Work to complete >>
Images should be left out, and everything else in the listing reproduced exactly.

Given entries >>

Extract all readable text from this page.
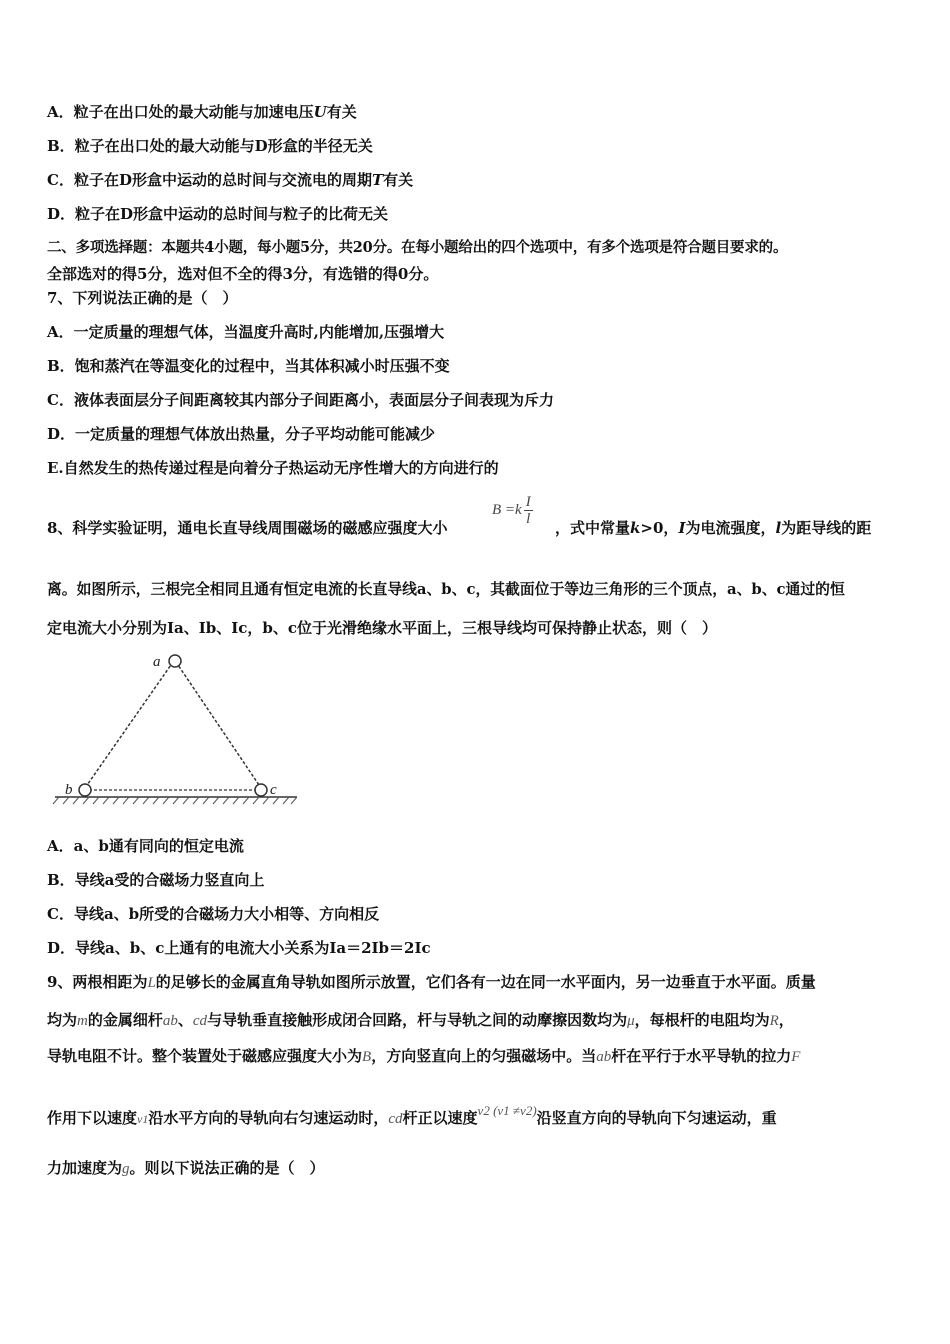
A．粒子在出口处的最大动能与加速电压U有关
B．粒子在出口处的最大动能与D形盒的半径无关
C．粒子在D形盒中运动的总时间与交流电的周期T有关
D．粒子在D形盒中运动的总时间与粒子的比荷无关
二、多项选择题：本题共4小题，每小题5分，共20分。在每小题给出的四个选项中，有多个选项是符合题目要求的。
全部选对的得5分，选对但不全的得3分，有选错的得0分。
7、下列说法正确的是（　）
A．一定质量的理想气体，当温度升高时,内能增加,压强增大
B．饱和蒸汽在等温变化的过程中，当其体积减小时压强不变
C．液体表面层分子间距离较其内部分子间距离小，表面层分子间表现为斥力
D．一定质量的理想气体放出热量，分子平均动能可能减少
E.自然发生的热传递过程是向着分子热运动无序性增大的方向进行的
8、科学实验证明，通电长直导线周围磁场的磁感应强度大小
$B =k \frac{I}{l}$
，式中常量k>0，I为电流强度，l为距导线的距
离。如图所示，三根完全相同且通有恒定电流的长直导线a、b、c，其截面位于等边三角形的三个顶点，a、b、c通过的恒
定电流大小分别为Ia、Ib、Ic，b、c位于光滑绝缘水平面上，三根导线均可保持静止状态，则（　）
a
b	c
A．a、b通有同向的恒定电流
B．导线a受的合磁场力竖直向上
C．导线a、b所受的合磁场力大小相等、方向相反
D．导线a、b、c上通有的电流大小关系为Ia＝2Ib＝2Ic
9、两根相距为L的足够长的金属直角导轨如图所示放置，它们各有一边在同一水平面内，另一边垂直于水平面。质量
均为m的金属细杆ab、cd与导轨垂直接触形成闭合回路，杆与导轨之间的动摩擦因数均为μ，每根杆的电阻均为R，
导轨电阻不计。整个装置处于磁感应强度大小为B，方向竖直向上的匀强磁场中。当ab杆在平行于水平导轨的拉力F
作用下以速度v1沿水平方向的导轨向右匀速运动时，cd杆正以速度v2 (v1 ≠v2)沿竖直方向的导轨向下匀速运动，重
力加速度为g。则以下说法正确的是（　）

Finished task >>
Extract all readable text from this page.
A．粒子在出口处的最大动能与加速电压U有关
B．粒子在出口处的最大动能与D形盒的半径无关
C．粒子在D形盒中运动的总时间与交流电的周期T有关
D．粒子在D形盒中运动的总时间与粒子的比荷无关
二、多项选择题：本题共4小题，每小题5分，共20分。在每小题给出的四个选项中，有多个选项是符合题目要求的。
全部选对的得5分，选对但不全的得3分，有选错的得0分。
7、下列说法正确的是（　）
A．一定质量的理想气体，当温度升高时,内能增加,压强增大
B．饱和蒸汽在等温变化的过程中，当其体积减小时压强不变
C．液体表面层分子间距离较其内部分子间距离小，表面层分子间表现为斥力
D．一定质量的理想气体放出热量，分子平均动能可能减少
E.自然发生的热传递过程是向着分子热运动无序性增大的方向进行的
8、科学实验证明，通电长直导线周围磁场的磁感应强度大小
$B =k \frac{I}{l}$
，式中常量k>0，I为电流强度，l为距导线的距
离。如图所示，三根完全相同且通有恒定电流的长直导线a、b、c，其截面位于等边三角形的三个顶点，a、b、c通过的恒
定电流大小分别为Ia、Ib、Ic，b、c位于光滑绝缘水平面上，三根导线均可保持静止状态，则（　）
a
b	c
A．a、b通有同向的恒定电流
B．导线a受的合磁场力竖直向上
C．导线a、b所受的合磁场力大小相等、方向相反
D．导线a、b、c上通有的电流大小关系为Ia＝2Ib＝2Ic
9、两根相距为L的足够长的金属直角导轨如图所示放置，它们各有一边在同一水平面内，另一边垂直于水平面。质量
均为m的金属细杆ab、cd与导轨垂直接触形成闭合回路，杆与导轨之间的动摩擦因数均为μ，每根杆的电阻均为R，
导轨电阻不计。整个装置处于磁感应强度大小为B，方向竖直向上的匀强磁场中。当ab杆在平行于水平导轨的拉力F
作用下以速度v1沿水平方向的导轨向右匀速运动时，cd杆正以速度v2 (v1 ≠v2)沿竖直方向的导轨向下匀速运动，重
力加速度为g。则以下说法正确的是（　）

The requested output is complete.